**** RAW DATA

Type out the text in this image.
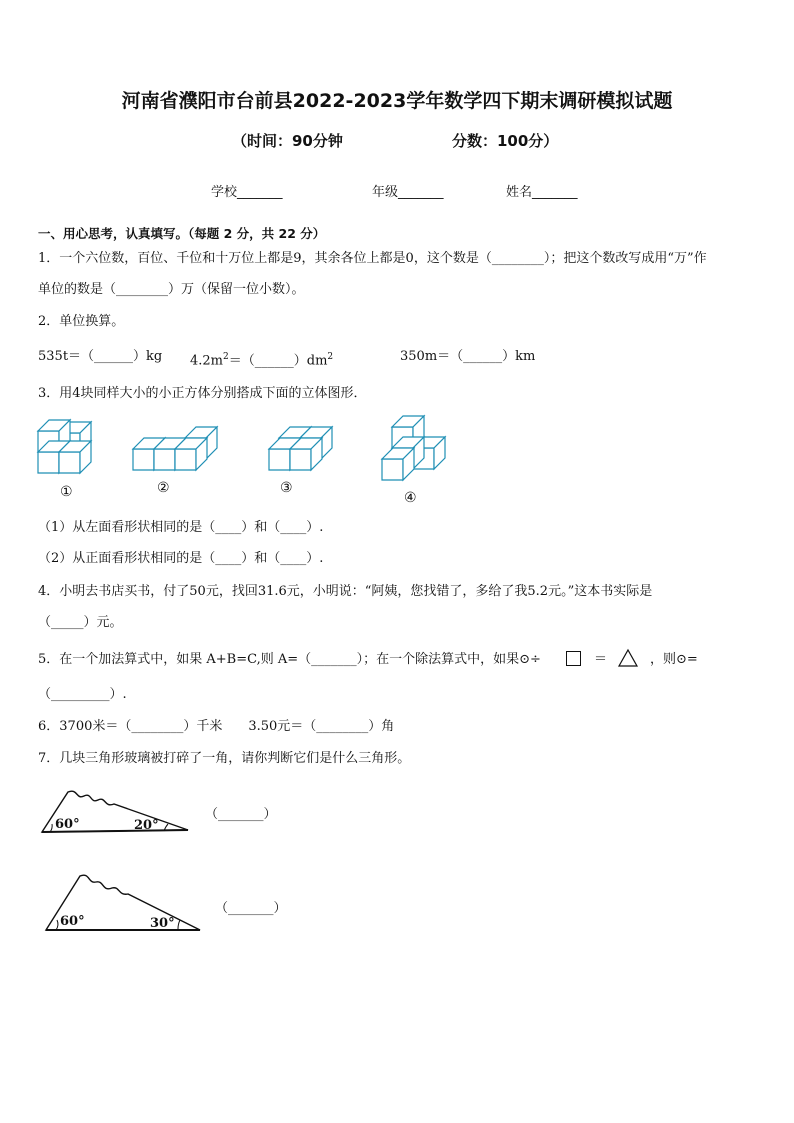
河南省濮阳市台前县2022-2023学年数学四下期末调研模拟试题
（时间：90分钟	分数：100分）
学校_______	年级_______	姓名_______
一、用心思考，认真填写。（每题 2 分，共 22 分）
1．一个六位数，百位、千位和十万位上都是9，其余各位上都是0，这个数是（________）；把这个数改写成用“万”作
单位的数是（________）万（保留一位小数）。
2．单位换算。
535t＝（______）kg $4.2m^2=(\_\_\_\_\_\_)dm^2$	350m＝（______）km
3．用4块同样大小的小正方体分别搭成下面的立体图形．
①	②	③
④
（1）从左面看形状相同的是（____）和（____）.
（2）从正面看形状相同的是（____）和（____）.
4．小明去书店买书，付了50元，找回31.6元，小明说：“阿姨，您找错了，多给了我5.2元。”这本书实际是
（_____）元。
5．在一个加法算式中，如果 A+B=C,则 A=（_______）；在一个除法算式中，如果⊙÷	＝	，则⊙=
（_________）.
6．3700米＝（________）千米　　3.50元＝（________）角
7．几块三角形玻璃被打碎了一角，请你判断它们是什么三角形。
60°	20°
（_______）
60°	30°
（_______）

********

WRITTEN PROBLEM: Leave out the pictures and copy the rest of the material above exactly.

SOLUTION TO THIS EXERCISE:
Type out the text in this image.
河南省濮阳市台前县2022-2023学年数学四下期末调研模拟试题
（时间：90分钟	分数：100分）
学校_______	年级_______	姓名_______
一、用心思考，认真填写。（每题 2 分，共 22 分）
1．一个六位数，百位、千位和十万位上都是9，其余各位上都是0，这个数是（________）；把这个数改写成用“万”作
单位的数是（________）万（保留一位小数）。
2．单位换算。
535t＝（______）kg $4.2m^2=(\_\_\_\_\_\_)dm^2$	350m＝（______）km
3．用4块同样大小的小正方体分别搭成下面的立体图形．
①	②	③
④
（1）从左面看形状相同的是（____）和（____）.
（2）从正面看形状相同的是（____）和（____）.
4．小明去书店买书，付了50元，找回31.6元，小明说：“阿姨，您找错了，多给了我5.2元。”这本书实际是
（_____）元。
5．在一个加法算式中，如果 A+B=C,则 A=（_______）；在一个除法算式中，如果⊙÷	＝	，则⊙=
（_________）.
6．3700米＝（________）千米　　3.50元＝（________）角
7．几块三角形玻璃被打碎了一角，请你判断它们是什么三角形。
60°	20°
（_______）
60°	30°
（_______）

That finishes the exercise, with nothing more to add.